>> BEGIN INFORMATION GIVEN

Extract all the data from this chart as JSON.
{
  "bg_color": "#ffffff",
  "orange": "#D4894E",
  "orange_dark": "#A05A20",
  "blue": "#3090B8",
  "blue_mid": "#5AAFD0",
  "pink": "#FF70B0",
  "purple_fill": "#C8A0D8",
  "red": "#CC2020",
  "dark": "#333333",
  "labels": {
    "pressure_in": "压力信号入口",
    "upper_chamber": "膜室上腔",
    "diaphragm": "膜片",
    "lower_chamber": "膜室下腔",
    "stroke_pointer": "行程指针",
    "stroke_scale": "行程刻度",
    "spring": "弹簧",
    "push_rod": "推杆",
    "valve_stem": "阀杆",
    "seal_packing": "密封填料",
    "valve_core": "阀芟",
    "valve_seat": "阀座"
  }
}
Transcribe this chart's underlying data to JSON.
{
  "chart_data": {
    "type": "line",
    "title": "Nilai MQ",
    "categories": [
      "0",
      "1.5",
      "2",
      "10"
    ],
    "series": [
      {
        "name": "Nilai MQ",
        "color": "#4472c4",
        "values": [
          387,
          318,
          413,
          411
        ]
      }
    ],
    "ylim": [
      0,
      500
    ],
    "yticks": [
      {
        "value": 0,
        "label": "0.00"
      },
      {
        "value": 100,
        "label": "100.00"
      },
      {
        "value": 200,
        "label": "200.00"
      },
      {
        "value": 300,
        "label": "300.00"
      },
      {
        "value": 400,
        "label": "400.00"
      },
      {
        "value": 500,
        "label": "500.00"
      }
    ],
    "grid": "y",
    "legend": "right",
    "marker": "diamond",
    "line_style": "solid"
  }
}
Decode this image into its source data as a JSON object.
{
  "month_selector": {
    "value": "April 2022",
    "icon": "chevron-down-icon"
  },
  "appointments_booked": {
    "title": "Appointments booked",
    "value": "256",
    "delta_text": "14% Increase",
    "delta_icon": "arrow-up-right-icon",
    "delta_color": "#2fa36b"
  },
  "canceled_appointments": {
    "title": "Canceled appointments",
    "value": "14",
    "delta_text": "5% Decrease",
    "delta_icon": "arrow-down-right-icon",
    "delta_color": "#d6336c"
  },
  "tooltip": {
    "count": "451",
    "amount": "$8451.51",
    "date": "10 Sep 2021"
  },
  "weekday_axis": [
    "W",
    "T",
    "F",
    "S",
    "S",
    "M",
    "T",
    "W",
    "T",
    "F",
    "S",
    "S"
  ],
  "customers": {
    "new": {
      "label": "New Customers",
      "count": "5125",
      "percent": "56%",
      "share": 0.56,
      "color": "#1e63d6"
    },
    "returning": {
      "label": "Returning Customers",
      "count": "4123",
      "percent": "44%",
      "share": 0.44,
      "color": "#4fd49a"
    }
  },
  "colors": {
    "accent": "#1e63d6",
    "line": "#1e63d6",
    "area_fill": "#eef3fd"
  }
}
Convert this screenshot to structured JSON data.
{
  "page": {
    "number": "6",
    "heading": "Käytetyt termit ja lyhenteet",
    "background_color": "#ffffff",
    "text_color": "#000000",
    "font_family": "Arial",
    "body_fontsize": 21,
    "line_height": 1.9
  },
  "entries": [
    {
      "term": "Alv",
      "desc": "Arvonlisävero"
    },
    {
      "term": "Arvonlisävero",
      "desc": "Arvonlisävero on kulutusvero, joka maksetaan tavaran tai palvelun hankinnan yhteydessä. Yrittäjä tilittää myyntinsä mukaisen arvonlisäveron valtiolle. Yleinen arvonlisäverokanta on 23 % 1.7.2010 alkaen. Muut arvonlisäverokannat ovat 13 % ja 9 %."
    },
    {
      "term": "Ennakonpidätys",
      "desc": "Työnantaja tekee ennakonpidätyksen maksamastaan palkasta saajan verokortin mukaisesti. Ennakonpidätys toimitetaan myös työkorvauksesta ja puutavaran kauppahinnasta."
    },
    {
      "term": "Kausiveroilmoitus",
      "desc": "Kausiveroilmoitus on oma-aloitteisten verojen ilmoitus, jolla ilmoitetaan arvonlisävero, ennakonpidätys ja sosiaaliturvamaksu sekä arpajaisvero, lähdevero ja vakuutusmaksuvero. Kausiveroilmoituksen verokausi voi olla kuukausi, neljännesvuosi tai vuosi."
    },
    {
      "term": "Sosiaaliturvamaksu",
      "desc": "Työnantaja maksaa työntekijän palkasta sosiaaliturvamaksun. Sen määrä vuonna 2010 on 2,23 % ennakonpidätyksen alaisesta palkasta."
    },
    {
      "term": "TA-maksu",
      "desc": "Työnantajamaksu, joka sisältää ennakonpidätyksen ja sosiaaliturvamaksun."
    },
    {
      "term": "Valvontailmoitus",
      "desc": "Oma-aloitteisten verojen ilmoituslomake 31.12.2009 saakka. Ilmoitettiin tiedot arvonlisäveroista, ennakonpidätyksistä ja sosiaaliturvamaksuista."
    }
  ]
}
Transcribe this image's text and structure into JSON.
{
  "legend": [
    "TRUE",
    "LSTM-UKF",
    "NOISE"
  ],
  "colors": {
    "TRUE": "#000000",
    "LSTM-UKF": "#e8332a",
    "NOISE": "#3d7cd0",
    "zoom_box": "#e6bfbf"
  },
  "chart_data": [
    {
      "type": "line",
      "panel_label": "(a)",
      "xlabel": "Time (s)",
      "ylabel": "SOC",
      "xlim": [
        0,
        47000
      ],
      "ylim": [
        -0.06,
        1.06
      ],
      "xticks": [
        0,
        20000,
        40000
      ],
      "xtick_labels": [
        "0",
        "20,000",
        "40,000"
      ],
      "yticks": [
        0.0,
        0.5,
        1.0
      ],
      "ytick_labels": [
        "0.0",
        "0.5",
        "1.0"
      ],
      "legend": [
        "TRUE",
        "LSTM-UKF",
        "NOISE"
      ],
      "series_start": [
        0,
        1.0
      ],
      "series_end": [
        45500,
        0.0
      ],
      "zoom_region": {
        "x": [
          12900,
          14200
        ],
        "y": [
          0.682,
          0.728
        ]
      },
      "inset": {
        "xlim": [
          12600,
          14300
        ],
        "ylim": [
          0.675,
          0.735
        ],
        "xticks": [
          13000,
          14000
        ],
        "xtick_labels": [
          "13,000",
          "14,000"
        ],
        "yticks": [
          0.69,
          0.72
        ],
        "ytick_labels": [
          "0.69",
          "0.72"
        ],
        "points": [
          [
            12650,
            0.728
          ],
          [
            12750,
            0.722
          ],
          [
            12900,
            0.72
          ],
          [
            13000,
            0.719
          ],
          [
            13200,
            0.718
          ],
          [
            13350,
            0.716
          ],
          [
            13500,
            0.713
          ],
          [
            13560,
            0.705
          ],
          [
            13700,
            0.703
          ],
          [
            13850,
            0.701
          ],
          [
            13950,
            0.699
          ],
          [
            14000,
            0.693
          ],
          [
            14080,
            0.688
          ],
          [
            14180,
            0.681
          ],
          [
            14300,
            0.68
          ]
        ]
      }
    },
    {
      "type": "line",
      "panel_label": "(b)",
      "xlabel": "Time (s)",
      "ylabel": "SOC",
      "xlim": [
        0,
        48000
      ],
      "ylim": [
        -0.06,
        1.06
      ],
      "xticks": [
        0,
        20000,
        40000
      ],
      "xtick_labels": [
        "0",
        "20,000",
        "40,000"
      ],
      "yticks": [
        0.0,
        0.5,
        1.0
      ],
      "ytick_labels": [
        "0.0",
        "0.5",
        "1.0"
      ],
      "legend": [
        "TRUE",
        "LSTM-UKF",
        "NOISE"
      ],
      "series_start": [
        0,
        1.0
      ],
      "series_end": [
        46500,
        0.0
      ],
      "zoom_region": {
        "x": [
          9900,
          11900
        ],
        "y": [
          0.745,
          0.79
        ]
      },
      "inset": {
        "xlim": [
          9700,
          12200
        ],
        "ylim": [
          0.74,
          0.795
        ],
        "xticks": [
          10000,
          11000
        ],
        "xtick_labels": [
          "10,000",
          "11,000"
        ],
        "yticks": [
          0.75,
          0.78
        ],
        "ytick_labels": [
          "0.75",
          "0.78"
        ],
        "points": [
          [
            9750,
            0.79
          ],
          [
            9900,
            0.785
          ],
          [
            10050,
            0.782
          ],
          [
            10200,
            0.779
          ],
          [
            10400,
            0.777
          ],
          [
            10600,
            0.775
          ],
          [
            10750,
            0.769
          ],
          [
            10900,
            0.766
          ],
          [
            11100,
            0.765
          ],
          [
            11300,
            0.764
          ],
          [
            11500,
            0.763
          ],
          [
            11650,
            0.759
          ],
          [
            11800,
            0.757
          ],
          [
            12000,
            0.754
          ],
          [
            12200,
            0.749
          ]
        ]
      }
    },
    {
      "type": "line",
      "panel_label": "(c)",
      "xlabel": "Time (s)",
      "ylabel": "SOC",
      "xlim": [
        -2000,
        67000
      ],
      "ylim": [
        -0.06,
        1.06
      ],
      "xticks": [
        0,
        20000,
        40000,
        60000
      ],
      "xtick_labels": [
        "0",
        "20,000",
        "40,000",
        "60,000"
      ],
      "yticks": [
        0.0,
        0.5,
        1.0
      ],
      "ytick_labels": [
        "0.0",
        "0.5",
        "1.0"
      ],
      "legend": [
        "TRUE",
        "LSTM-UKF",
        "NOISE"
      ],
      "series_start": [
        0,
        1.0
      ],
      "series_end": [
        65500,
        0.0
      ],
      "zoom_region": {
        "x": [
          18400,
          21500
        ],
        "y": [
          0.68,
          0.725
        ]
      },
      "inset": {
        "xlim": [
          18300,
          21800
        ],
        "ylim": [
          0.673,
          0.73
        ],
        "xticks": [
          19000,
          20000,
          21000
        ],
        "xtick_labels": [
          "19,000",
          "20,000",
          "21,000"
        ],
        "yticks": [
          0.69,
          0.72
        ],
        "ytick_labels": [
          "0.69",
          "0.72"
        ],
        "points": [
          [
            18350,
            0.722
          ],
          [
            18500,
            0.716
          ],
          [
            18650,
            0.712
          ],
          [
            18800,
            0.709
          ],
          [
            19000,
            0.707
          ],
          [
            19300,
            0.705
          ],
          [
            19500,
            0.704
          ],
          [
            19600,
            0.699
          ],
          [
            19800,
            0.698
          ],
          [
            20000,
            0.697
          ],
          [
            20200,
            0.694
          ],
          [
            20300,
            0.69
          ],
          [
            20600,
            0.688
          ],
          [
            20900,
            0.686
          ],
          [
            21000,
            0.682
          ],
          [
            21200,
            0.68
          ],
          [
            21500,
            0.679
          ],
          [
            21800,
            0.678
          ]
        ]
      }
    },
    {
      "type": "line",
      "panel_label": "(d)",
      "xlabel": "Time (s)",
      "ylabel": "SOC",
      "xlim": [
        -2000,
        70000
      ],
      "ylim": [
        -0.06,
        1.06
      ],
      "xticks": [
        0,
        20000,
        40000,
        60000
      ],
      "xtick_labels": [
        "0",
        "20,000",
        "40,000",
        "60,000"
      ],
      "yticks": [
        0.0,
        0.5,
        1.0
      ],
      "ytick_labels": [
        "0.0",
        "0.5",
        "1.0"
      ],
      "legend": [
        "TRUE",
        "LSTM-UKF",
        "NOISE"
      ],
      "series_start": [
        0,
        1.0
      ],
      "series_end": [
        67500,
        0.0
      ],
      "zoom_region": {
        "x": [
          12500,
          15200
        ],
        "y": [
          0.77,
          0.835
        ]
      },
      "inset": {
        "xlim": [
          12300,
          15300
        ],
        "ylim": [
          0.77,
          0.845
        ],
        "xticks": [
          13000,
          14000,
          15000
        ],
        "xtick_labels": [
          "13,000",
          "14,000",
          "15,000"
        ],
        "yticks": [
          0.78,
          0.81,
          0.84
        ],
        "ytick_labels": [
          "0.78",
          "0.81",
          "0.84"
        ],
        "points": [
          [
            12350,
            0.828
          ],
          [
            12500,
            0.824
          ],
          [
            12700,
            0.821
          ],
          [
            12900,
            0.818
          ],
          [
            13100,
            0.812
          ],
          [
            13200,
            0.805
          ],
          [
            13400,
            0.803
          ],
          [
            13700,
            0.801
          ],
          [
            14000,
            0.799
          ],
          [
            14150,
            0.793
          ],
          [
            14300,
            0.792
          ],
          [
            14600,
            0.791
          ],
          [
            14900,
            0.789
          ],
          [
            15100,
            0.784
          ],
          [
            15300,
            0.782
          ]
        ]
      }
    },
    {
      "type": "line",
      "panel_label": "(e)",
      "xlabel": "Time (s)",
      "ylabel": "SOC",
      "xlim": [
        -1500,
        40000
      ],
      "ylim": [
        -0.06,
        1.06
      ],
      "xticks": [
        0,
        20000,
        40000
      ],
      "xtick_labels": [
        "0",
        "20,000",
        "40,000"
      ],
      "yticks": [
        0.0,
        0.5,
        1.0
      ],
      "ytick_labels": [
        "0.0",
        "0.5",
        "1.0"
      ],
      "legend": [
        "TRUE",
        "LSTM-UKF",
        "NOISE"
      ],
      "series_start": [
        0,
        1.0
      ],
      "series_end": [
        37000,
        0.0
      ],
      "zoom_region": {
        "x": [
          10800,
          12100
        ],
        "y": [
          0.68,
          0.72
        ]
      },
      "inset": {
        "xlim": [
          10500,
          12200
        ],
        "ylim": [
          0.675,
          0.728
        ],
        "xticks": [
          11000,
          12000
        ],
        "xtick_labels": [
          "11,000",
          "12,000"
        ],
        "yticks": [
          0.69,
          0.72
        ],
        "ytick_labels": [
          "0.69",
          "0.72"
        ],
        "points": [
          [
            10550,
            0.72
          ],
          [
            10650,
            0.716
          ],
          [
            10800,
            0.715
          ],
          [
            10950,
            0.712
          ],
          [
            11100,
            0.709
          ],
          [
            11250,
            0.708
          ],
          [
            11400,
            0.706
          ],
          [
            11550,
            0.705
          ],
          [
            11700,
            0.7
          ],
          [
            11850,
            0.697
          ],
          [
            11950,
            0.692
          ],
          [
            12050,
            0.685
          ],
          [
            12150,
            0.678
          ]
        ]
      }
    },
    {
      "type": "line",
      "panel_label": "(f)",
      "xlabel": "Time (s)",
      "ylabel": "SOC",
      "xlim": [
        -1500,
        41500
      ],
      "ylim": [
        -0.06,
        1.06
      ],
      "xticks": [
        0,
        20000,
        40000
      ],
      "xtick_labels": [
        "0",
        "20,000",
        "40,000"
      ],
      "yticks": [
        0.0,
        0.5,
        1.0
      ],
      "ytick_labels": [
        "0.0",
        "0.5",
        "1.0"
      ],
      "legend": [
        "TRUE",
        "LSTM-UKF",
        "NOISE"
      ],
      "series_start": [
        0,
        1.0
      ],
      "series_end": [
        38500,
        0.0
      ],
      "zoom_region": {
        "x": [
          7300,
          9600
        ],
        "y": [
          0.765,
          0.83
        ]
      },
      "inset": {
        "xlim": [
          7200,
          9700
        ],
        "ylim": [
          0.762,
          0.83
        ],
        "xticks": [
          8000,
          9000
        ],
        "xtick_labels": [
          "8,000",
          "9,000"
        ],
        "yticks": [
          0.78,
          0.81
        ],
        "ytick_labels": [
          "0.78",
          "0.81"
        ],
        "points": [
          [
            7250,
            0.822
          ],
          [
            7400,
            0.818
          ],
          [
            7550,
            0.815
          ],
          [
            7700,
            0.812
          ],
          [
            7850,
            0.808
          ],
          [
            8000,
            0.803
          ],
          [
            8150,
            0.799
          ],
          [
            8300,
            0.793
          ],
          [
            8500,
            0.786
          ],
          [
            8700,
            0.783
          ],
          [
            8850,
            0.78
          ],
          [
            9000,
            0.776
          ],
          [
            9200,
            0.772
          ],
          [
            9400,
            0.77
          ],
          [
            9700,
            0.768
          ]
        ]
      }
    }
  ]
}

>> END INFORMATION GIVEN

Filter the data for the string "Kausiveroilmoitus" and copy every line that has it.

      "term": "Kausiveroilmoitus",
      "desc": "Kausiveroilmoitus on oma-aloitteisten verojen ilmoitus, jolla ilmoitetaan arvonlisävero, ennakonpidätys ja sosiaaliturvamaksu sekä arpajaisvero, lähdevero ja vakuutusmaksuvero. Kausiveroilmoituksen verokausi voi olla kuukausi, neljännesvuosi tai vuosi."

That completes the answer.